* [DIRECTIONS FOR THIS TASK]: Pictures within the data are to be left out; everything else must be reproduced exactly.

<<<<

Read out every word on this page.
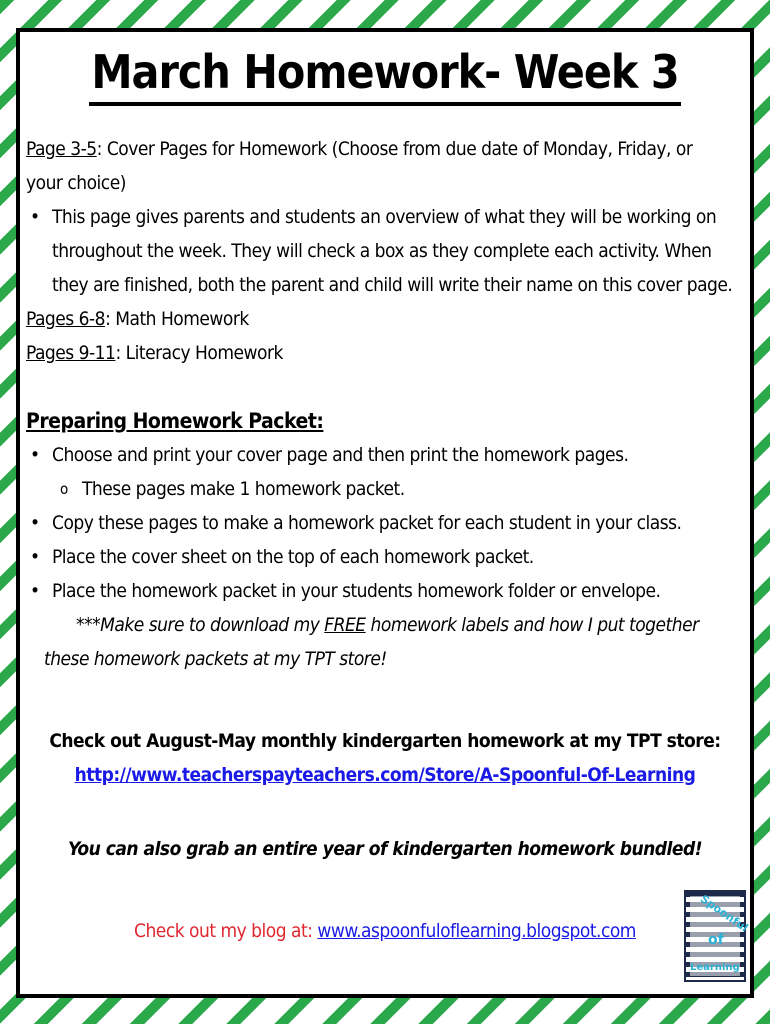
March Homework- Week 3
Page 3-5: Cover Pages for Homework (Choose from due date of Monday, Friday, or
your choice)
• This page gives parents and students an overview of what they will be working on
throughout the week. They will check a box as they complete each activity. When
they are finished, both the parent and child will write their name on this cover page.
Pages 6-8: Math Homework
Pages 9-11: Literacy Homework
Preparing Homework Packet:
• Choose and print your cover page and then print the homework pages.
o These pages make 1 homework packet.
• Copy these pages to make a homework packet for each student in your class.
• Place the cover sheet on the top of each homework packet.
• Place the homework packet in your students homework folder or envelope.
***Make sure to download my FREE homework labels and how I put together
these homework packets at my TPT store!
Check out August-May monthly kindergarten homework at my TPT store:
http://www.teacherspayteachers.com/Store/A-Spoonful-Of-Learning
You can also grab an entire year of kindergarten homework bundled!
Check out my blog at: www.aspoonfuloflearning.blogspot.com	Spoonful
of
Learning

>>>>

* [SOLUTION FOR THIS EXERCISE]:
Read out every word on this page.
March Homework- Week 3
Page 3-5: Cover Pages for Homework (Choose from due date of Monday, Friday, or
your choice)
• This page gives parents and students an overview of what they will be working on
throughout the week. They will check a box as they complete each activity. When
they are finished, both the parent and child will write their name on this cover page.
Pages 6-8: Math Homework
Pages 9-11: Literacy Homework
Preparing Homework Packet:
• Choose and print your cover page and then print the homework pages.
o These pages make 1 homework packet.
• Copy these pages to make a homework packet for each student in your class.
• Place the cover sheet on the top of each homework packet.
• Place the homework packet in your students homework folder or envelope.
***Make sure to download my FREE homework labels and how I put together
these homework packets at my TPT store!
Check out August-May monthly kindergarten homework at my TPT store:
http://www.teacherspayteachers.com/Store/A-Spoonful-Of-Learning
You can also grab an entire year of kindergarten homework bundled!
Check out my blog at: www.aspoonfuloflearning.blogspot.com	Spoonful
of
Learning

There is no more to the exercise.